━━ Records shown
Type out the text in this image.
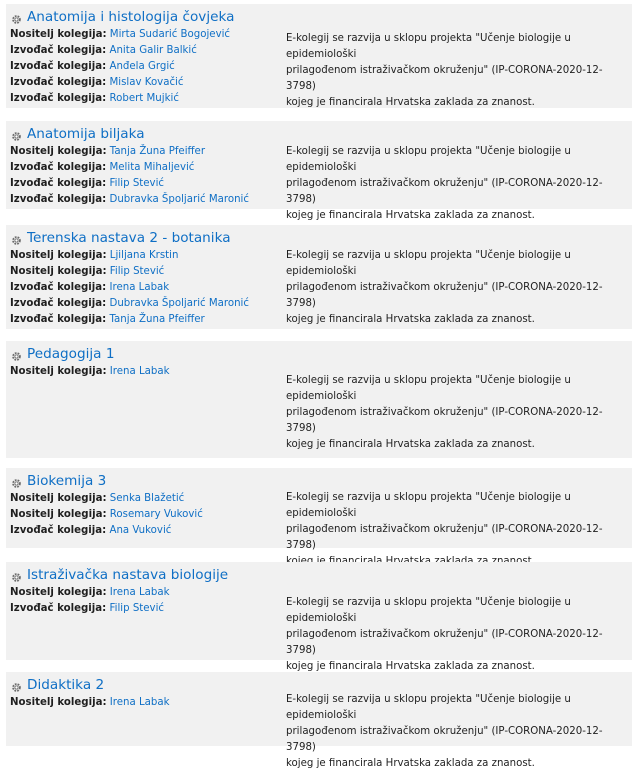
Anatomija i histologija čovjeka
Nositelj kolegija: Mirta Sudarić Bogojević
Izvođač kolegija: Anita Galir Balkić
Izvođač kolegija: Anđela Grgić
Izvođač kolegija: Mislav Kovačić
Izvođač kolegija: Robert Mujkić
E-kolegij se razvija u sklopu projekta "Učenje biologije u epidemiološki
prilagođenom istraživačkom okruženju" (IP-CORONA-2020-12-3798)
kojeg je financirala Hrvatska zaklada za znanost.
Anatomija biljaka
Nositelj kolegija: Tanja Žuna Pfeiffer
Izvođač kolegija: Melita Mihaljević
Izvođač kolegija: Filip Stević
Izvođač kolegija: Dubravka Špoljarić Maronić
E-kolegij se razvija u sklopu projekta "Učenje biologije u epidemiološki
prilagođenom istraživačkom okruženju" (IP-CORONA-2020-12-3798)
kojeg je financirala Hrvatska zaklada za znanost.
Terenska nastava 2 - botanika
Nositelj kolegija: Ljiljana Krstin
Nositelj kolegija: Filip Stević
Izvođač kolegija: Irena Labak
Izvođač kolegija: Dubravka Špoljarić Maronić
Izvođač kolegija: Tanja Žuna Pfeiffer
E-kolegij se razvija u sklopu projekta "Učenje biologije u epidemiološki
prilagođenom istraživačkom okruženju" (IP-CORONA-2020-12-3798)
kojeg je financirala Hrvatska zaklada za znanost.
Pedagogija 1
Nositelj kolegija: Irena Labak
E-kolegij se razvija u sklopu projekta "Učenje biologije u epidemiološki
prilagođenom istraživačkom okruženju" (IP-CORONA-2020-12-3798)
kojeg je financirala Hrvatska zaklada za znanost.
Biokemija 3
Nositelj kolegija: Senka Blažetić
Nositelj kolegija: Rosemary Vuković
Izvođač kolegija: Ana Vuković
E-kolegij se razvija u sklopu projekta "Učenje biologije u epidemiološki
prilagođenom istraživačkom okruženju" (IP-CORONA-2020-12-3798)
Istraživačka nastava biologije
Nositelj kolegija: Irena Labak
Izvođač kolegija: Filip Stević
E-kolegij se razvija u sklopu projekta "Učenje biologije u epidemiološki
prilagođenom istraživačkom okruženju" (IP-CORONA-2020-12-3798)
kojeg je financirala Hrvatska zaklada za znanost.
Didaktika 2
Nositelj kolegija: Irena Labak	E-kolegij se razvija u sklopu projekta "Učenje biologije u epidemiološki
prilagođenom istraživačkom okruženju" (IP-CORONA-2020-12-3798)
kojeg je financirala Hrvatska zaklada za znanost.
━━━━
Aim of the task
Copy all the records above exactly, but leave out the pictures.

Response for this exercise
Type out the text in this image.
Anatomija i histologija čovjeka
Nositelj kolegija: Mirta Sudarić Bogojević
Izvođač kolegija: Anita Galir Balkić
Izvođač kolegija: Anđela Grgić
Izvođač kolegija: Mislav Kovačić
Izvođač kolegija: Robert Mujkić
E-kolegij se razvija u sklopu projekta "Učenje biologije u epidemiološki
prilagođenom istraživačkom okruženju" (IP-CORONA-2020-12-3798)
kojeg je financirala Hrvatska zaklada za znanost.
Anatomija biljaka
Nositelj kolegija: Tanja Žuna Pfeiffer
Izvođač kolegija: Melita Mihaljević
Izvođač kolegija: Filip Stević
Izvođač kolegija: Dubravka Špoljarić Maronić
E-kolegij se razvija u sklopu projekta "Učenje biologije u epidemiološki
prilagođenom istraživačkom okruženju" (IP-CORONA-2020-12-3798)
kojeg je financirala Hrvatska zaklada za znanost.
Terenska nastava 2 - botanika
Nositelj kolegija: Ljiljana Krstin
Nositelj kolegija: Filip Stević
Izvođač kolegija: Irena Labak
Izvođač kolegija: Dubravka Špoljarić Maronić
Izvođač kolegija: Tanja Žuna Pfeiffer
E-kolegij se razvija u sklopu projekta "Učenje biologije u epidemiološki
prilagođenom istraživačkom okruženju" (IP-CORONA-2020-12-3798)
kojeg je financirala Hrvatska zaklada za znanost.
Pedagogija 1
Nositelj kolegija: Irena Labak
E-kolegij se razvija u sklopu projekta "Učenje biologije u epidemiološki
prilagođenom istraživačkom okruženju" (IP-CORONA-2020-12-3798)
kojeg je financirala Hrvatska zaklada za znanost.
Biokemija 3
Nositelj kolegija: Senka Blažetić
Nositelj kolegija: Rosemary Vuković
Izvođač kolegija: Ana Vuković
E-kolegij se razvija u sklopu projekta "Učenje biologije u epidemiološki
prilagođenom istraživačkom okruženju" (IP-CORONA-2020-12-3798)
Istraživačka nastava biologije
Nositelj kolegija: Irena Labak
Izvođač kolegija: Filip Stević
E-kolegij se razvija u sklopu projekta "Učenje biologije u epidemiološki
prilagođenom istraživačkom okruženju" (IP-CORONA-2020-12-3798)
kojeg je financirala Hrvatska zaklada za znanost.
Didaktika 2
Nositelj kolegija: Irena Labak	E-kolegij se razvija u sklopu projekta "Učenje biologije u epidemiološki
prilagođenom istraživačkom okruženju" (IP-CORONA-2020-12-3798)
kojeg je financirala Hrvatska zaklada za znanost.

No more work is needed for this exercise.